═════ DATA IN THIS EXERCISE ═════

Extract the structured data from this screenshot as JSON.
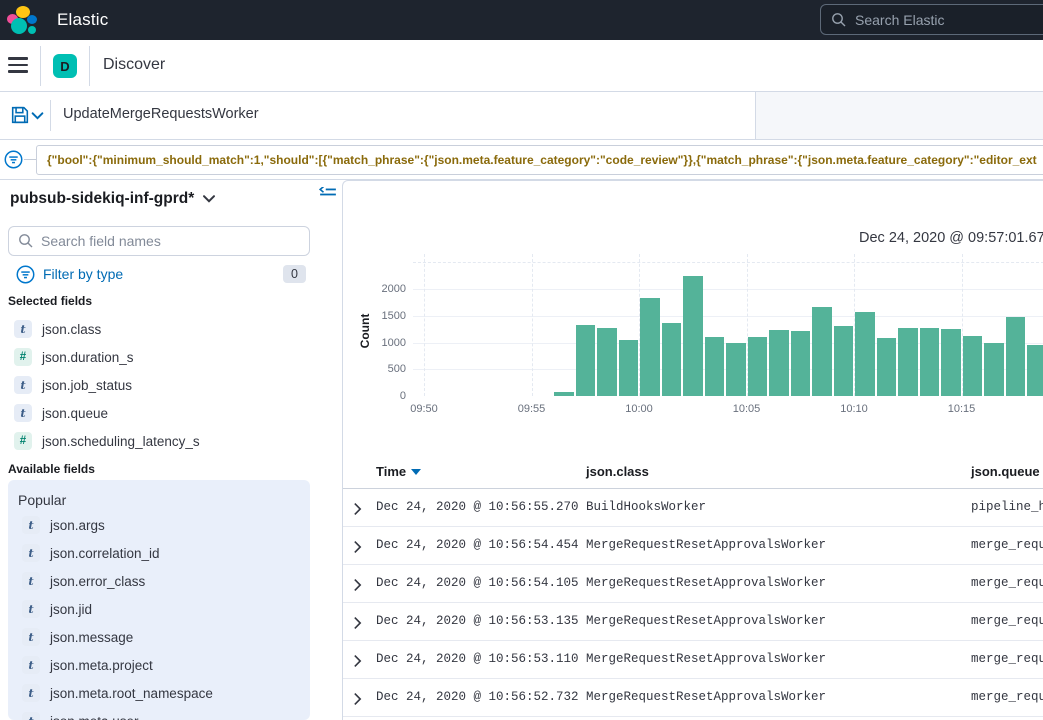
{
  "app": {
    "title": "Elastic"
  },
  "header": {
    "search_placeholder": "Search Elastic"
  },
  "nav": {
    "app_initial": "D",
    "breadcrumb": "Discover"
  },
  "query_bar": {
    "query": "UpdateMergeRequestsWorker"
  },
  "filter_bar": {
    "pill_text": "{\"bool\":{\"minimum_should_match\":1,\"should\":[{\"match_phrase\":{\"json.meta.feature_category\":\"code_review\"}},{\"match_phrase\":{\"json.meta.feature_category\":\"editor_ext"
  },
  "sidebar": {
    "index_pattern": "pubsub-sidekiq-inf-gprd*",
    "search_placeholder": "Search field names",
    "filter_by_type_label": "Filter by type",
    "filter_by_type_count": "0",
    "selected_fields_label": "Selected fields",
    "selected_fields": [
      {
        "type": "t",
        "name": "json.class"
      },
      {
        "type": "#",
        "name": "json.duration_s"
      },
      {
        "type": "t",
        "name": "json.job_status"
      },
      {
        "type": "t",
        "name": "json.queue"
      },
      {
        "type": "#",
        "name": "json.scheduling_latency_s"
      }
    ],
    "available_fields_label": "Available fields",
    "popular_label": "Popular",
    "popular_fields": [
      {
        "type": "t",
        "name": "json.args"
      },
      {
        "type": "t",
        "name": "json.correlation_id"
      },
      {
        "type": "t",
        "name": "json.error_class"
      },
      {
        "type": "t",
        "name": "json.jid"
      },
      {
        "type": "t",
        "name": "json.message"
      },
      {
        "type": "t",
        "name": "json.meta.project"
      },
      {
        "type": "t",
        "name": "json.meta.root_namespace"
      },
      {
        "type": "t",
        "name": "json.meta.user"
      }
    ]
  },
  "main": {
    "chart_header": "Dec 24, 2020 @ 09:57:01.67",
    "table": {
      "columns": [
        "Time",
        "json.class",
        "json.queue"
      ],
      "sorted_column": "Time",
      "rows": [
        {
          "time": "Dec 24, 2020 @ 10:56:55.270",
          "class": "BuildHooksWorker",
          "queue": "pipeline_h"
        },
        {
          "time": "Dec 24, 2020 @ 10:56:54.454",
          "class": "MergeRequestResetApprovalsWorker",
          "queue": "merge_requ"
        },
        {
          "time": "Dec 24, 2020 @ 10:56:54.105",
          "class": "MergeRequestResetApprovalsWorker",
          "queue": "merge_requ"
        },
        {
          "time": "Dec 24, 2020 @ 10:56:53.135",
          "class": "MergeRequestResetApprovalsWorker",
          "queue": "merge_requ"
        },
        {
          "time": "Dec 24, 2020 @ 10:56:53.110",
          "class": "MergeRequestResetApprovalsWorker",
          "queue": "merge_requ"
        },
        {
          "time": "Dec 24, 2020 @ 10:56:52.732",
          "class": "MergeRequestResetApprovalsWorker",
          "queue": "merge_requ"
        }
      ]
    }
  },
  "chart_data": {
    "type": "bar",
    "title": "Dec 24, 2020 @ 09:57:01.67",
    "xlabel": "",
    "ylabel": "Count",
    "x_tick_labels": [
      "09:50",
      "09:55",
      "10:00",
      "10:05",
      "10:10",
      "10:15"
    ],
    "y_ticks": [
      0,
      500,
      1000,
      1500,
      2000
    ],
    "ylim": [
      0,
      2400
    ],
    "grid": true,
    "bucket_start": "09:56",
    "bucket_interval_minutes": 1,
    "values": [
      70,
      1330,
      1270,
      1050,
      1830,
      1370,
      2240,
      1100,
      1000,
      1100,
      1230,
      1210,
      1670,
      1310,
      1570,
      1090,
      1270,
      1280,
      1260,
      1120,
      990,
      1470,
      960
    ],
    "bar_color": "#54B399"
  },
  "colors": {
    "header_bg": "#1e242e",
    "accent_teal": "#00bfb3",
    "link_blue": "#006bb4",
    "bar_green": "#54B399",
    "filter_text": "#8a6a0b",
    "border": "#d3dae6",
    "popular_panel_bg": "#e9effa"
  }
}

═════

**WHAT TO PRODUCE**
Look above for every line with the word "Elastic" and copy it.

**ANSWER TO THIS EXERCISE**
    "title": "Elastic"
    "search_placeholder": "Search Elastic"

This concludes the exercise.